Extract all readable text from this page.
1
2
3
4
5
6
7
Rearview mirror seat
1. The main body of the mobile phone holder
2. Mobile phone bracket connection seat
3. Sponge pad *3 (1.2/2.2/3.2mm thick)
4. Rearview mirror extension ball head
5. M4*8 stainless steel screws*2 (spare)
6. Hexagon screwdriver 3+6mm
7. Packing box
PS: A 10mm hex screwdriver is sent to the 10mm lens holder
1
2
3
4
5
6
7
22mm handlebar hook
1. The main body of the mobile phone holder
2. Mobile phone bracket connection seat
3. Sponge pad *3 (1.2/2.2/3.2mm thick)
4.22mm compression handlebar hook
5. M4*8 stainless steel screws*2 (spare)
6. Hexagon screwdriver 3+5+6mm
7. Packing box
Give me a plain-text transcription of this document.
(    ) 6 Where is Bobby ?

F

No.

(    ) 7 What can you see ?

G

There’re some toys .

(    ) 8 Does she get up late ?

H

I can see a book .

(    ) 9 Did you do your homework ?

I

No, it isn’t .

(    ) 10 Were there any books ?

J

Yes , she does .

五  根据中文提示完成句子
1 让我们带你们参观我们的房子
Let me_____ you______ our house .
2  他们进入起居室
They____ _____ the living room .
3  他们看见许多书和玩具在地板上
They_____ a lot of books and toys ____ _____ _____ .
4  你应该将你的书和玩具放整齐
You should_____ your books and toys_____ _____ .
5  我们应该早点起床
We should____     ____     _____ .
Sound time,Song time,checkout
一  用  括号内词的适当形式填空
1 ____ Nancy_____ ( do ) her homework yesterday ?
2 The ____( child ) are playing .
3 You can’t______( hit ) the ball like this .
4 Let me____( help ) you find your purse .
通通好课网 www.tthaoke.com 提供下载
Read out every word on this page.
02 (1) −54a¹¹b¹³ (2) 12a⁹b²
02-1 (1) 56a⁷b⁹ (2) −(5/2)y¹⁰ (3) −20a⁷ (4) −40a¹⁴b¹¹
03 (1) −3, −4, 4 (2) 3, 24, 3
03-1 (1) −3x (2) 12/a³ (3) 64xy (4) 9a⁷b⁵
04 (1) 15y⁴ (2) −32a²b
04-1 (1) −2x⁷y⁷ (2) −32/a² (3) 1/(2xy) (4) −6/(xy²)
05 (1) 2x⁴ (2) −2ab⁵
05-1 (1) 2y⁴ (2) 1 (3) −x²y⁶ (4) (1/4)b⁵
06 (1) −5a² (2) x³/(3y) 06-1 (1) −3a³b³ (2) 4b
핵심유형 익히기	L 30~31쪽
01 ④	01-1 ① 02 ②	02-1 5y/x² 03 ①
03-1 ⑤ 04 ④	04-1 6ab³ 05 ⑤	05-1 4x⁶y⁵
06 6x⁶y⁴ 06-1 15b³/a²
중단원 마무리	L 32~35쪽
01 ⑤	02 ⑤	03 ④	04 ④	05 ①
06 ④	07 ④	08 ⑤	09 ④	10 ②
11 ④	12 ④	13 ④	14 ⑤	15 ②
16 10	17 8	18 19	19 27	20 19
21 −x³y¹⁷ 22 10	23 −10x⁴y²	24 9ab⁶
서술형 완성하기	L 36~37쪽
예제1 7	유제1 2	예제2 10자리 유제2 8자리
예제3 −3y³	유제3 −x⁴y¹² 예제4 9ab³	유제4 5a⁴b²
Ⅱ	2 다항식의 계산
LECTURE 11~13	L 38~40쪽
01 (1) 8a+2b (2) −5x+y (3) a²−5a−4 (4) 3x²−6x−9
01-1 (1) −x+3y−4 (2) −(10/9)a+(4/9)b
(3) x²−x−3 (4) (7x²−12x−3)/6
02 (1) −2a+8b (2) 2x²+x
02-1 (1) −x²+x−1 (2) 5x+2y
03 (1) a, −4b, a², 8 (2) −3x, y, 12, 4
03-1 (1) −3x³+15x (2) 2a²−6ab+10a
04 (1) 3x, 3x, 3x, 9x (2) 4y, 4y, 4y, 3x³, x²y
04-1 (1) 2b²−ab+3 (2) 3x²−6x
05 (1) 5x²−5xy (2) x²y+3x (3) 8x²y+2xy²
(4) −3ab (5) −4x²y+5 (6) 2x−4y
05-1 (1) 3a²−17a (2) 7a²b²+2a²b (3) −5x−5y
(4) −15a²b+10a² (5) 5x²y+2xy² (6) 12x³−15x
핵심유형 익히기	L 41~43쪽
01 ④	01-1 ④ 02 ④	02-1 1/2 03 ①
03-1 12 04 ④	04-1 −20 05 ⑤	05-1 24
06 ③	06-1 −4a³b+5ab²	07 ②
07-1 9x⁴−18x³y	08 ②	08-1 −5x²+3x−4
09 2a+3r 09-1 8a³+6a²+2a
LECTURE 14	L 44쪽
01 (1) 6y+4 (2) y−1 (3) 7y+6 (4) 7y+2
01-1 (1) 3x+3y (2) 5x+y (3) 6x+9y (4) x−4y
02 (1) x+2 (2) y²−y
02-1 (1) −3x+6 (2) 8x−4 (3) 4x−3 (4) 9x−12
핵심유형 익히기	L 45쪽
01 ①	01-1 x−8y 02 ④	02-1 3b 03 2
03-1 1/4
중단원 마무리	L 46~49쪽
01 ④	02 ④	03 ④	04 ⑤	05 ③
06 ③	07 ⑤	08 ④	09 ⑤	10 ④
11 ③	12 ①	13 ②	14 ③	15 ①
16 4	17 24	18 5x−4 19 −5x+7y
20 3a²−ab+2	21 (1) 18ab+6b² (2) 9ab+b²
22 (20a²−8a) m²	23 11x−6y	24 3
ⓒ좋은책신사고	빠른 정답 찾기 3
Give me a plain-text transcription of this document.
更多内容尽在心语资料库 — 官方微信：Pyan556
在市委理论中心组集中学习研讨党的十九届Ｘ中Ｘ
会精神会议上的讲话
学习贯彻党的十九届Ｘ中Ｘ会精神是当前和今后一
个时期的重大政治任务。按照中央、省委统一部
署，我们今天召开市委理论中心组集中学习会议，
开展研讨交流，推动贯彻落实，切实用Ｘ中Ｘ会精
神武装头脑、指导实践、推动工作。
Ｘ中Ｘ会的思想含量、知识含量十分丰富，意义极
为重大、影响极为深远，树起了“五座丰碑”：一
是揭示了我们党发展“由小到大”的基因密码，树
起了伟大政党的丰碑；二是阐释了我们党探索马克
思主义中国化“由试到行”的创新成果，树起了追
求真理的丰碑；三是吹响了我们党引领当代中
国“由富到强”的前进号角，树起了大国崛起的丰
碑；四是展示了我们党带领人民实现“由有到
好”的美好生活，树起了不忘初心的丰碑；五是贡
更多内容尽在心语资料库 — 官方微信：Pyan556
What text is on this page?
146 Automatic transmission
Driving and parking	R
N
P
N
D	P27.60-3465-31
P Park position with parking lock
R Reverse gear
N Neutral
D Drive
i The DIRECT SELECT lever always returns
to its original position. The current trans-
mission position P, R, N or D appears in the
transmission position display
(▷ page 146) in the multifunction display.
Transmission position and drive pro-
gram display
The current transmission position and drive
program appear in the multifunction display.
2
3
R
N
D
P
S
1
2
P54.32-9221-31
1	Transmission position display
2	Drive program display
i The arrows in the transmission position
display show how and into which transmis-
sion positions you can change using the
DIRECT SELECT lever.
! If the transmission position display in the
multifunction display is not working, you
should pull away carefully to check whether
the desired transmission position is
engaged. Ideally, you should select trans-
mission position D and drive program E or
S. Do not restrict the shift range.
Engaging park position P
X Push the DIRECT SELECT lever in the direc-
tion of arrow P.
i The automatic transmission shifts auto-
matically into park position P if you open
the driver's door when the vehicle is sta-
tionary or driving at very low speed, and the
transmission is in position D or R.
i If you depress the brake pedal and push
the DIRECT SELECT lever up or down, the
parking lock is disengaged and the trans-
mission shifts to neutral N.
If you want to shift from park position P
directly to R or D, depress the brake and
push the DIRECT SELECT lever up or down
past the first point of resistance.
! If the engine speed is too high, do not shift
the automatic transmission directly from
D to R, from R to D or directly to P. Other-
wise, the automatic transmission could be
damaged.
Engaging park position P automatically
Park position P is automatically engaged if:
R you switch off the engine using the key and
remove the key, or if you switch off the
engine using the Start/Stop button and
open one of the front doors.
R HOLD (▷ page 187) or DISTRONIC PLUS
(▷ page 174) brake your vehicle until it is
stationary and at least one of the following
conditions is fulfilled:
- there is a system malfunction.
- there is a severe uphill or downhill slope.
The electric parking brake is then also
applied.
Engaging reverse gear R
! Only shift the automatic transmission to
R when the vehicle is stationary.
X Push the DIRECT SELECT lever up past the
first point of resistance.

···

Scan the records above for the string "current", then report every line that contains it.

to its original position. The current trans-
The current transmission position and drive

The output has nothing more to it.